## Aim of the task
Reading down the listing below, count the lines where the word "updateCustomerInfoResponse" shows up, then give only that count.

:: Provided records ::

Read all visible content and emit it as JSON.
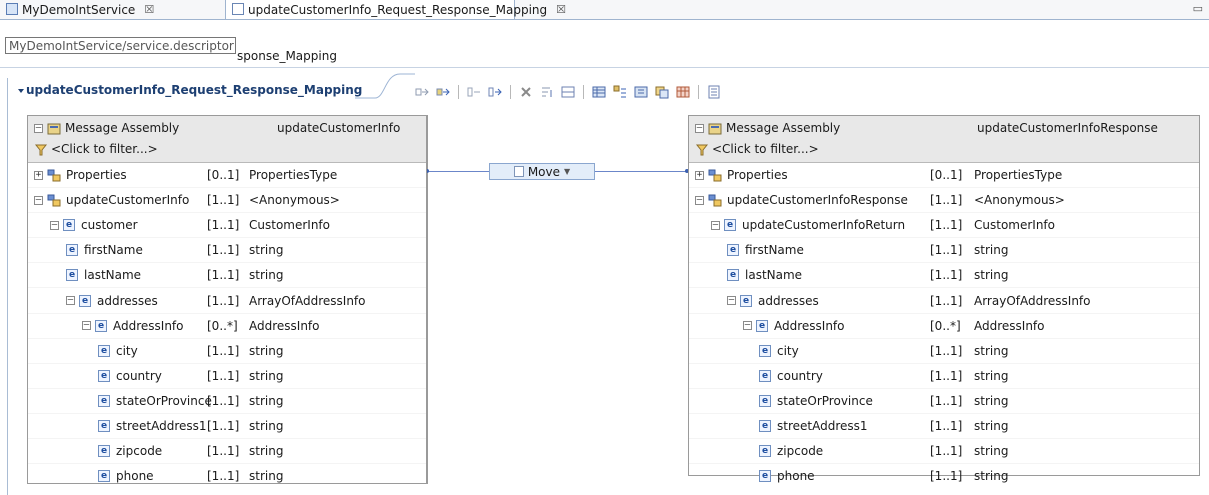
{
  "tabs": [
    {
      "label": "MyDemoIntService",
      "close": "☒"
    },
    {
      "label": "updateCustomerInfo_Request_Response_Mapping",
      "close": "☒"
    }
  ],
  "tooltip": "MyDemoIntService/service.descriptor",
  "subheader_visible_text": "sponse_Mapping",
  "editor_title": "updateCustomerInfo_Request_Response_Mapping",
  "move_label": "Move",
  "left": {
    "title": "Message Assembly",
    "type": "updateCustomerInfo",
    "filter": "<Click to filter...>",
    "rows": [
      {
        "name": "Properties",
        "card": "[0..1]",
        "type": "PropertiesType"
      },
      {
        "name": "updateCustomerInfo",
        "card": "[1..1]",
        "type": "<Anonymous>"
      },
      {
        "name": "customer",
        "card": "[1..1]",
        "type": "CustomerInfo"
      },
      {
        "name": "firstName",
        "card": "[1..1]",
        "type": "string"
      },
      {
        "name": "lastName",
        "card": "[1..1]",
        "type": "string"
      },
      {
        "name": "addresses",
        "card": "[1..1]",
        "type": "ArrayOfAddressInfo"
      },
      {
        "name": "AddressInfo",
        "card": "[0..*]",
        "type": "AddressInfo"
      },
      {
        "name": "city",
        "card": "[1..1]",
        "type": "string"
      },
      {
        "name": "country",
        "card": "[1..1]",
        "type": "string"
      },
      {
        "name": "stateOrProvince",
        "card": "[1..1]",
        "type": "string"
      },
      {
        "name": "streetAddress1",
        "card": "[1..1]",
        "type": "string"
      },
      {
        "name": "zipcode",
        "card": "[1..1]",
        "type": "string"
      },
      {
        "name": "phone",
        "card": "[1..1]",
        "type": "string"
      }
    ]
  },
  "right": {
    "title": "Message Assembly",
    "type": "updateCustomerInfoResponse",
    "filter": "<Click to filter...>",
    "rows": [
      {
        "name": "Properties",
        "card": "[0..1]",
        "type": "PropertiesType"
      },
      {
        "name": "updateCustomerInfoResponse",
        "card": "[1..1]",
        "type": "<Anonymous>"
      },
      {
        "name": "updateCustomerInfoReturn",
        "card": "[1..1]",
        "type": "CustomerInfo"
      },
      {
        "name": "firstName",
        "card": "[1..1]",
        "type": "string"
      },
      {
        "name": "lastName",
        "card": "[1..1]",
        "type": "string"
      },
      {
        "name": "addresses",
        "card": "[1..1]",
        "type": "ArrayOfAddressInfo"
      },
      {
        "name": "AddressInfo",
        "card": "[0..*]",
        "type": "AddressInfo"
      },
      {
        "name": "city",
        "card": "[1..1]",
        "type": "string"
      },
      {
        "name": "country",
        "card": "[1..1]",
        "type": "string"
      },
      {
        "name": "stateOrProvince",
        "card": "[1..1]",
        "type": "string"
      },
      {
        "name": "streetAddress1",
        "card": "[1..1]",
        "type": "string"
      },
      {
        "name": "zipcode",
        "card": "[1..1]",
        "type": "string"
      },
      {
        "name": "phone",
        "card": "[1..1]",
        "type": "string"
      }
    ]
  },
  "colors": {
    "accent": "#1d3f72",
    "link_line": "#6b86c9",
    "header_bg": "#e8e8e8"
  }
}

:::

## Output below
2